» PROBLEM TO WORK ON
Go through the listing and write out all of it exactly.

(Stored data)
⁂
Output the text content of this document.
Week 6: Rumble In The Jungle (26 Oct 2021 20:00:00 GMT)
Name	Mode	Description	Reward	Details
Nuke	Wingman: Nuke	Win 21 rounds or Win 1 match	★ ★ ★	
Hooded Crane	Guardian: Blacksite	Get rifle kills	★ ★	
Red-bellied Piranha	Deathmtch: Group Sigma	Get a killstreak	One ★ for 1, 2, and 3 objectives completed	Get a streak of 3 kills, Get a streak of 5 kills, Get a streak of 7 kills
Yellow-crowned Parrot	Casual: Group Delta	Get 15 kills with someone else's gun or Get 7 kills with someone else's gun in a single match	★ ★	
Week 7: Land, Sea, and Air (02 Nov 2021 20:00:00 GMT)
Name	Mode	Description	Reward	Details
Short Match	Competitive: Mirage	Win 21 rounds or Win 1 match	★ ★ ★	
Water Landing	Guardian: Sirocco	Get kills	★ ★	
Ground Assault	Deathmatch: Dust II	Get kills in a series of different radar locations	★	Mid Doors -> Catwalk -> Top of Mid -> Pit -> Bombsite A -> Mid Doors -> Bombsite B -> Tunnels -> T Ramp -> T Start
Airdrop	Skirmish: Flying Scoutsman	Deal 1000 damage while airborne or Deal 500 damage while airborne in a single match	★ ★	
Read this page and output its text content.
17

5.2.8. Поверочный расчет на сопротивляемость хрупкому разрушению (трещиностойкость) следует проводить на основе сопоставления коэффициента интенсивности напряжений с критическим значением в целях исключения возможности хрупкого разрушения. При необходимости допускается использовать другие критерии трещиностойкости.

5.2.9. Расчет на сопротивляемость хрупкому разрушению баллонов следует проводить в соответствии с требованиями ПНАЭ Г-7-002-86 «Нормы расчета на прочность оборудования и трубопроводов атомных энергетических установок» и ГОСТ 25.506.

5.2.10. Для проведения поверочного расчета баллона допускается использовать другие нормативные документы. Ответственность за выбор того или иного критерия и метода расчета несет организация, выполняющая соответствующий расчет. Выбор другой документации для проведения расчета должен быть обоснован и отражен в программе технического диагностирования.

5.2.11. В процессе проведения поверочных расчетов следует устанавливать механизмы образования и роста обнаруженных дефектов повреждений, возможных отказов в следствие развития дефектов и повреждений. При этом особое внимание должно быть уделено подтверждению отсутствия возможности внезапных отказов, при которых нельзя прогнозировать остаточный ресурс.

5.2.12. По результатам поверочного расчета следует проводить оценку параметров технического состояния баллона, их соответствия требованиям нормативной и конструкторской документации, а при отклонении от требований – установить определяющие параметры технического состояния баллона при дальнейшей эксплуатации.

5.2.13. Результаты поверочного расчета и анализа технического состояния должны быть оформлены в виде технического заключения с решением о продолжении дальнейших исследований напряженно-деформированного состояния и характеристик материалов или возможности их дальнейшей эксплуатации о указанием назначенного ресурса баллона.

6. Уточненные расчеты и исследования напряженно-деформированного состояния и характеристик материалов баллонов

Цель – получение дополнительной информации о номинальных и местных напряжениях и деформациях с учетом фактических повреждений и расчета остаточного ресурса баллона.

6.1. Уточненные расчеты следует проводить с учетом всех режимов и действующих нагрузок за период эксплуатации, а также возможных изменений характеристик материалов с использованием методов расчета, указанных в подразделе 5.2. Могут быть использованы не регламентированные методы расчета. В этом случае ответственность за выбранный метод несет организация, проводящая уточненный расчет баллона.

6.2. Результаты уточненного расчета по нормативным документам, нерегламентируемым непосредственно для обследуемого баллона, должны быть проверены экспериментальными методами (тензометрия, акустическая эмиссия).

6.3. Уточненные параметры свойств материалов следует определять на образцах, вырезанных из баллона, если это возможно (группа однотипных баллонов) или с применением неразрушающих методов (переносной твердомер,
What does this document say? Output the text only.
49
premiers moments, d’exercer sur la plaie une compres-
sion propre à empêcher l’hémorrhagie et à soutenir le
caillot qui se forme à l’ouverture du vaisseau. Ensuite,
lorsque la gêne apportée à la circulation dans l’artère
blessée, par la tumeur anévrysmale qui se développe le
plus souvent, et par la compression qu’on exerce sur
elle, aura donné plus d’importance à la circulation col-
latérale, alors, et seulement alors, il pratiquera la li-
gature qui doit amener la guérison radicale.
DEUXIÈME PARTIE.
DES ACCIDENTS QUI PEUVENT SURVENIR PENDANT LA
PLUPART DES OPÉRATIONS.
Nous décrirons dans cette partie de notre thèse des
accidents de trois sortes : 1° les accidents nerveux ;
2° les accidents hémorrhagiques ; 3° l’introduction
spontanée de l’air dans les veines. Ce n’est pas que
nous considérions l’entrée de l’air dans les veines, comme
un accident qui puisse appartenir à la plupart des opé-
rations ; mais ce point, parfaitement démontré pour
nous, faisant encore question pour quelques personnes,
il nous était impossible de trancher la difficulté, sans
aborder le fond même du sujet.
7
⁂
» SOLUTION TO THIS PROBLEM
Output the text content of this document.
Week 6: Rumble In The Jungle (26 Oct 2021 20:00:00 GMT)
Name	Mode	Description	Reward	Details
Nuke	Wingman: Nuke	Win 21 rounds or Win 1 match	★ ★ ★	
Hooded Crane	Guardian: Blacksite	Get rifle kills	★ ★	
Red-bellied Piranha	Deathmtch: Group Sigma	Get a killstreak	One ★ for 1, 2, and 3 objectives completed	Get a streak of 3 kills, Get a streak of 5 kills, Get a streak of 7 kills
Yellow-crowned Parrot	Casual: Group Delta	Get 15 kills with someone else's gun or Get 7 kills with someone else's gun in a single match	★ ★	
Week 7: Land, Sea, and Air (02 Nov 2021 20:00:00 GMT)
Name	Mode	Description	Reward	Details
Short Match	Competitive: Mirage	Win 21 rounds or Win 1 match	★ ★ ★	
Water Landing	Guardian: Sirocco	Get kills	★ ★	
Ground Assault	Deathmatch: Dust II	Get kills in a series of different radar locations	★	Mid Doors -> Catwalk -> Top of Mid -> Pit -> Bombsite A -> Mid Doors -> Bombsite B -> Tunnels -> T Ramp -> T Start
Airdrop	Skirmish: Flying Scoutsman	Deal 1000 damage while airborne or Deal 500 damage while airborne in a single match	★ ★	
Read this page and output its text content.
17

5.2.8. Поверочный расчет на сопротивляемость хрупкому разрушению (трещиностойкость) следует проводить на основе сопоставления коэффициента интенсивности напряжений с критическим значением в целях исключения возможности хрупкого разрушения. При необходимости допускается использовать другие критерии трещиностойкости.

5.2.9. Расчет на сопротивляемость хрупкому разрушению баллонов следует проводить в соответствии с требованиями ПНАЭ Г-7-002-86 «Нормы расчета на прочность оборудования и трубопроводов атомных энергетических установок» и ГОСТ 25.506.

5.2.10. Для проведения поверочного расчета баллона допускается использовать другие нормативные документы. Ответственность за выбор того или иного критерия и метода расчета несет организация, выполняющая соответствующий расчет. Выбор другой документации для проведения расчета должен быть обоснован и отражен в программе технического диагностирования.

5.2.11. В процессе проведения поверочных расчетов следует устанавливать механизмы образования и роста обнаруженных дефектов повреждений, возможных отказов в следствие развития дефектов и повреждений. При этом особое внимание должно быть уделено подтверждению отсутствия возможности внезапных отказов, при которых нельзя прогнозировать остаточный ресурс.

5.2.12. По результатам поверочного расчета следует проводить оценку параметров технического состояния баллона, их соответствия требованиям нормативной и конструкторской документации, а при отклонении от требований – установить определяющие параметры технического состояния баллона при дальнейшей эксплуатации.

5.2.13. Результаты поверочного расчета и анализа технического состояния должны быть оформлены в виде технического заключения с решением о продолжении дальнейших исследований напряженно-деформированного состояния и характеристик материалов или возможности их дальнейшей эксплуатации о указанием назначенного ресурса баллона.

6. Уточненные расчеты и исследования напряженно-деформированного состояния и характеристик материалов баллонов

Цель – получение дополнительной информации о номинальных и местных напряжениях и деформациях с учетом фактических повреждений и расчета остаточного ресурса баллона.

6.1. Уточненные расчеты следует проводить с учетом всех режимов и действующих нагрузок за период эксплуатации, а также возможных изменений характеристик материалов с использованием методов расчета, указанных в подразделе 5.2. Могут быть использованы не регламентированные методы расчета. В этом случае ответственность за выбранный метод несет организация, проводящая уточненный расчет баллона.

6.2. Результаты уточненного расчета по нормативным документам, нерегламентируемым непосредственно для обследуемого баллона, должны быть проверены экспериментальными методами (тензометрия, акустическая эмиссия).

6.3. Уточненные параметры свойств материалов следует определять на образцах, вырезанных из баллона, если это возможно (группа однотипных баллонов) или с применением неразрушающих методов (переносной твердомер,
What does this document say? Output the text only.
49
premiers moments, d’exercer sur la plaie une compres-
sion propre à empêcher l’hémorrhagie et à soutenir le
caillot qui se forme à l’ouverture du vaisseau. Ensuite,
lorsque la gêne apportée à la circulation dans l’artère
blessée, par la tumeur anévrysmale qui se développe le
plus souvent, et par la compression qu’on exerce sur
elle, aura donné plus d’importance à la circulation col-
latérale, alors, et seulement alors, il pratiquera la li-
gature qui doit amener la guérison radicale.
DEUXIÈME PARTIE.
DES ACCIDENTS QUI PEUVENT SURVENIR PENDANT LA
PLUPART DES OPÉRATIONS.
Nous décrirons dans cette partie de notre thèse des
accidents de trois sortes : 1° les accidents nerveux ;
2° les accidents hémorrhagiques ; 3° l’introduction
spontanée de l’air dans les veines. Ce n’est pas que
nous considérions l’entrée de l’air dans les veines, comme
un accident qui puisse appartenir à la plupart des opé-
rations ; mais ce point, parfaitement démontré pour
nous, faisant encore question pour quelques personnes,
il nous était impossible de trancher la difficulté, sans
aborder le fond même du sujet.
7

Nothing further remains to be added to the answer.